→ Given text:
::::::::

Ambareesh Murty, Co-founder and CEO, along with Ashish Shah, Co-founder and COO, set up Pepperfry with an aim to be distinct in the market and set up a legacy.

Pepperfry, the name of a furniture brand and not those famous Chettinad dishes which go by that name, has taken a new arc by raising Rs 210 crore in a fresh round of funding from current investors Goldman Sachs, Bertelsmann India Investments (BII), Norwest Venture Partners (NVP) and Zodius Technology Fund. Incidentally, in a time of fund crunch and a large number of startups in various sectors being shut down in the sector in India, Pepperfry has managed to snag the largest investment this year.

Ambareesh Murty, Co-founder and CEO, along with Ashish Shah, Co-founder and COO, set up Pepperfry with an aim to be distinct in the market and set up a legacy. Happy at the way the company has progressed making that dream closer to fruition, Murty talks about entrepreneurship, its challenges and the success formula that worked for the online furniture marketplace. Excerpts:

Your thoughts on snagging the largest investment in a pure-play e-commerce space in India this year…

We have made a few good decisions in the last few years. We had a strategy in place and did not change tracks or look at expansion. We have no core competitors in the space. We had money in the bank with Goldman Sachs on board and we needed additional money to carry out long-term plans. Also, we had a bit of luck. We are in a category where there are no brands. Shoes or mobile phones as a category have the top five players who own 60 per cent of the market share, for instance. In home furniture, top players own only four percent of the market share. We will use this latest round of funding for increasing our supply chain, the brands we have built, expand the number of experience centres from 17 as of now and make investments in technology.

What are your margins?

We are a high-margin business and make a lot of money on the products we sell. Our margins in topline is 40 percent and above. The average furniture ticket size is Rs 18,000. We sell decor and furnishing, too. If we were to take both this and furniture, then the average ticket size would come to Rs 11,000. We have bespoke design service centres in Mumbai, Delhi, and Bengaluru called Pepperfry Bespoke. We plan to extend these centres to all places where we have an experience centre. We have 17 experience centres so far where anyone can drop in and get advice on how to furnish their room or house. This service is free.

What is the most bought items of furniture?

Youngsters in the 22-30 age group, who are not yet married, buy low-value products like shoe racks, coffee tables and comprise a large number of our transactions. These could be in the range of Rs 5,000 to Rs 9,000 for shoe racks and coffee tables could go up to Rs 12,000 a piece depending on the material – wood or engineered wood.

::::::::

→ Activity 1:
Copy the Pepperfry interview word for word from "We have made" up to and including "are your margins?".
→ Activity 2:
According to the Pepperfry interview, what is the average furniture ticket size?

→ Source data:
::::::::

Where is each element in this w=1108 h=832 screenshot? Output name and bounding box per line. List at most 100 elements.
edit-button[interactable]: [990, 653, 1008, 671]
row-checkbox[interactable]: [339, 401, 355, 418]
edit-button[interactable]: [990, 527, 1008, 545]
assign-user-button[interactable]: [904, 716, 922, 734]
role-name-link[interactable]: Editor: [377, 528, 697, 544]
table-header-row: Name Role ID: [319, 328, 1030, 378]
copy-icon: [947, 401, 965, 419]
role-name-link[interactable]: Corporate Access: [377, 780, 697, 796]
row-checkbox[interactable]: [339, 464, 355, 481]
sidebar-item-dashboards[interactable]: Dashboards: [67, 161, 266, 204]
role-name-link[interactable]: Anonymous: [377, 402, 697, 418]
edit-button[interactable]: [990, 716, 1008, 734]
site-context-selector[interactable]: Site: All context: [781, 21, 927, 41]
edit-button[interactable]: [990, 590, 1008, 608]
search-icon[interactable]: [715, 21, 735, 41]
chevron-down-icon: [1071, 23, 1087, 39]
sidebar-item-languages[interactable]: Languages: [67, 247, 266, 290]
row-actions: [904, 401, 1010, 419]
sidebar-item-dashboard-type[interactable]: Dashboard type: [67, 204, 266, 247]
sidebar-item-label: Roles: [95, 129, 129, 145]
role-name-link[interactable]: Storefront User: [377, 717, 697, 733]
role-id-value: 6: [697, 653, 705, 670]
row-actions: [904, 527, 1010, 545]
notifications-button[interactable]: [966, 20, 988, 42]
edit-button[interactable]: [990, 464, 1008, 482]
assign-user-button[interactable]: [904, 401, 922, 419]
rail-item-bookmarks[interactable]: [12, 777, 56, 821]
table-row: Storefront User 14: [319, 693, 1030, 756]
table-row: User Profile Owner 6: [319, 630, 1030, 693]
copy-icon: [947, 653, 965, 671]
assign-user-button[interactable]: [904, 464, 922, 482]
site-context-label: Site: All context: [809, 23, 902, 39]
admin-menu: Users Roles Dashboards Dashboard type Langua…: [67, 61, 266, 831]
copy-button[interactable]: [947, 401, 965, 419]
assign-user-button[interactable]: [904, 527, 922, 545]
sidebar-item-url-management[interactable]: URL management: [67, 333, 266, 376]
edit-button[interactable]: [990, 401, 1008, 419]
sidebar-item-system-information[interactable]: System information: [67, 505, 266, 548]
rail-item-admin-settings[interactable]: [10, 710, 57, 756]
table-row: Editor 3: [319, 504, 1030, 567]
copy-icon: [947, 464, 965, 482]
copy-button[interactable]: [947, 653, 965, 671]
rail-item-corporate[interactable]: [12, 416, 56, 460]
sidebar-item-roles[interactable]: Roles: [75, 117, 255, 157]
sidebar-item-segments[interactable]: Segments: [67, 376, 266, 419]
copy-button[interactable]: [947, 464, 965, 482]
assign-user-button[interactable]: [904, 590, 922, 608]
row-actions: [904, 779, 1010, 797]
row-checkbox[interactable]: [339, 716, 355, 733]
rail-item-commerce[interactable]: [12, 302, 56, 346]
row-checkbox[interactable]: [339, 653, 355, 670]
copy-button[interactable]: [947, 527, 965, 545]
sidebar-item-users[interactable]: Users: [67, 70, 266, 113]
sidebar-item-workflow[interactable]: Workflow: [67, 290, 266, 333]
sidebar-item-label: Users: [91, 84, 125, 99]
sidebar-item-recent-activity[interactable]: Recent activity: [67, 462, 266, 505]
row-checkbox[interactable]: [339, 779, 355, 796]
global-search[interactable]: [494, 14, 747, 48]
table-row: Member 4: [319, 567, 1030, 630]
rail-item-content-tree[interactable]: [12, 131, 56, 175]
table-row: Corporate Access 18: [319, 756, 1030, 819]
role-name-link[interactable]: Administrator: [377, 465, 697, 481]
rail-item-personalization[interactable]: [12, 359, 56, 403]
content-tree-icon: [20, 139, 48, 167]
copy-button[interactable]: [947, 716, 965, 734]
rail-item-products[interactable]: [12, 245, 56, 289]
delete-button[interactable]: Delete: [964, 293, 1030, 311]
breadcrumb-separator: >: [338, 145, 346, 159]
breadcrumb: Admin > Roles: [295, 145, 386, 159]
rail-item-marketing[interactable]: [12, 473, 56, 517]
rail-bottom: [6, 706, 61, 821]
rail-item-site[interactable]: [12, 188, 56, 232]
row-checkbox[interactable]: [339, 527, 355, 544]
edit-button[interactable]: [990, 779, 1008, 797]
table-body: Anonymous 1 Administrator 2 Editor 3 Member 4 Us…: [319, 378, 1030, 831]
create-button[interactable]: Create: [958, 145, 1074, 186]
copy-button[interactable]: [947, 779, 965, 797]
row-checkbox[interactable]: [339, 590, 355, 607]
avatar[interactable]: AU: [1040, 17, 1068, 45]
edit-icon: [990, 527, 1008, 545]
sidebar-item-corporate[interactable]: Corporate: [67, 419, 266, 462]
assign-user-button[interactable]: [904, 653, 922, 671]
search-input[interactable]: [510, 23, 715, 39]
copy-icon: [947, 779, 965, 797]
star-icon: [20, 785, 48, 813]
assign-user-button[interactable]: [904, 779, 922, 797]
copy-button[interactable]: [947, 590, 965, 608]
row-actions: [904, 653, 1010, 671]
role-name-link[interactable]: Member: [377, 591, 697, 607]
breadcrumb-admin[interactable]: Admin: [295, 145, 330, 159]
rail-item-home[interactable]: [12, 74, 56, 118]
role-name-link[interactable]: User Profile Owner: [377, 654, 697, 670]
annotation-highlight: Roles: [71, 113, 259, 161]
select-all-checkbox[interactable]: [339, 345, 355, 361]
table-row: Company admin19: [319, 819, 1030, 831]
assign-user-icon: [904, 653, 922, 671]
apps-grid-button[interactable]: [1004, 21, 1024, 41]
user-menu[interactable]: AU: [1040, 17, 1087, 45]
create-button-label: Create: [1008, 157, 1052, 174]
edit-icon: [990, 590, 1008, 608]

::::::::

→ Expected output 1:
We have made a few good decisions in the last few years. We had a strategy in place and did not change tracks or look at expansion. We have no core competitors in the space. We had money in the bank with Goldman Sachs on board and we needed additional money to carry out long-term plans. Also, we had a bit of luck. We are in a category where there are no brands. Shoes or mobile phones as a category have the top five players who own 60 per cent of the market share, for instance. In home furniture, top players own only four percent of the market share. We will use this latest round of funding for increasing our supply chain, the brands we have built, expand the number of experience centres from 17 as of now and make investments in technology.

What are your margins?

→ Expected output 2:
Rs 18,000.